Start RECORDS FOR THE EXERCISE

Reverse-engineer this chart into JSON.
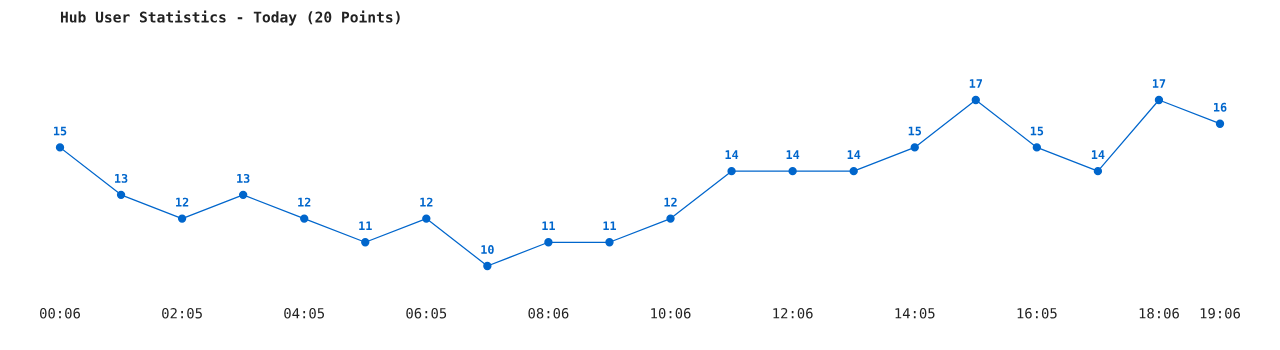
{
  "chart_data": {
    "type": "line",
    "title": "Hub User Statistics - Today (20 Points)",
    "categories": [
      "00:06",
      null,
      "02:05",
      null,
      "04:05",
      null,
      "06:05",
      null,
      "08:06",
      null,
      "10:06",
      null,
      "12:06",
      null,
      "14:05",
      null,
      "16:05",
      null,
      "18:06",
      "19:06"
    ],
    "series": [
      {
        "color": "#0066cc",
        "values": [
          15,
          13,
          12,
          13,
          12,
          11,
          12,
          10,
          11,
          11,
          12,
          14,
          14,
          14,
          15,
          17,
          15,
          14,
          17,
          16
        ]
      }
    ],
    "data_labels": true,
    "marker": "circle",
    "line_style": "solid",
    "grid": false,
    "legend": false
  }
}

End RECORDS FOR THE EXERCISE

Transcribe the material exactly, keeping every word and none of the pictures.

Reverse-engineer this chart into JSON.
{
  "chart_data": {
    "type": "line",
    "title": "Hub User Statistics - Today (20 Points)",
    "categories": [
      "00:06",
      null,
      "02:05",
      null,
      "04:05",
      null,
      "06:05",
      null,
      "08:06",
      null,
      "10:06",
      null,
      "12:06",
      null,
      "14:05",
      null,
      "16:05",
      null,
      "18:06",
      "19:06"
    ],
    "series": [
      {
        "color": "#0066cc",
        "values": [
          15,
          13,
          12,
          13,
          12,
          11,
          12,
          10,
          11,
          11,
          12,
          14,
          14,
          14,
          15,
          17,
          15,
          14,
          17,
          16
        ]
      }
    ],
    "data_labels": true,
    "marker": "circle",
    "line_style": "solid",
    "grid": false,
    "legend": false
  }
}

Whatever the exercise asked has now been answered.